What you have to do:
Leave out the pictures and copy everything else in the entries exactly.

[Stored records]
----

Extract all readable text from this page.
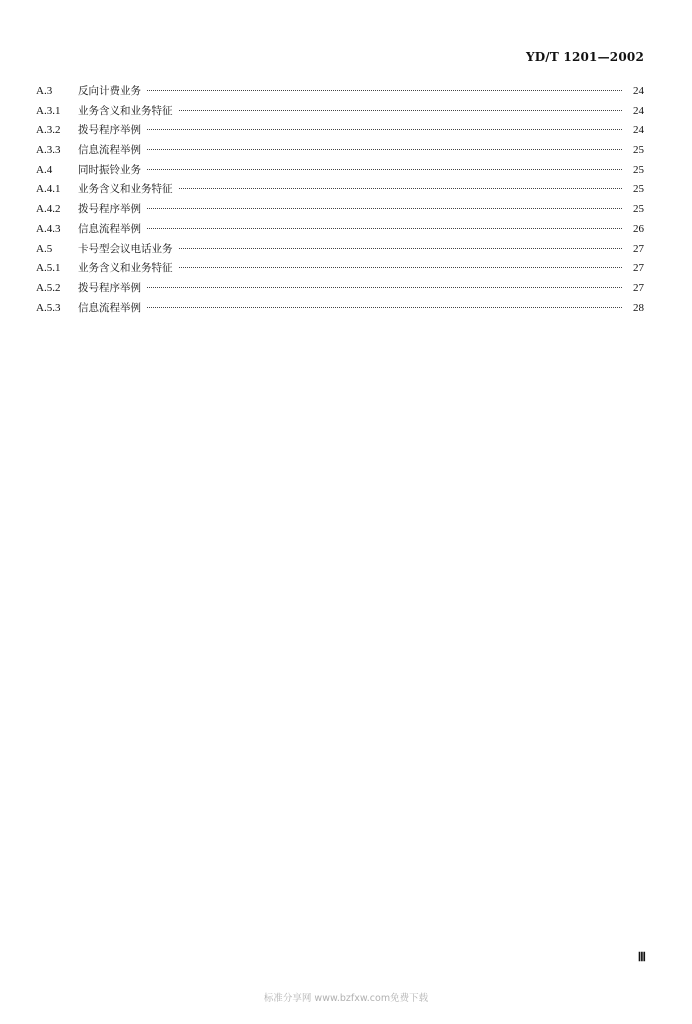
YD/T 1201—2002
A.3	反向计费业务	24
A.3.1	业务含义和业务特征	24
A.3.2	拨号程序举例	24
A.3.3	信息流程举例	25
A.4	同时振铃业务	25
A.4.1	业务含义和业务特征	25
A.4.2	拨号程序举例	25
A.4.3	信息流程举例	26
A.5	卡号型会议电话业务	27
A.5.1	业务含义和业务特征	27
A.5.2	拨号程序举例	27
A.5.3	信息流程举例	28
Ⅲ
标准分享网 www.bzfxw.com免费下载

----

Response to the task:
Extract all readable text from this page.
YD/T 1201—2002
A.3	反向计费业务	24
A.3.1	业务含义和业务特征	24
A.3.2	拨号程序举例	24
A.3.3	信息流程举例	25
A.4	同时振铃业务	25
A.4.1	业务含义和业务特征	25
A.4.2	拨号程序举例	25
A.4.3	信息流程举例	26
A.5	卡号型会议电话业务	27
A.5.1	业务含义和业务特征	27
A.5.2	拨号程序举例	27
A.5.3	信息流程举例	28
Ⅲ
标准分享网 www.bzfxw.com免费下载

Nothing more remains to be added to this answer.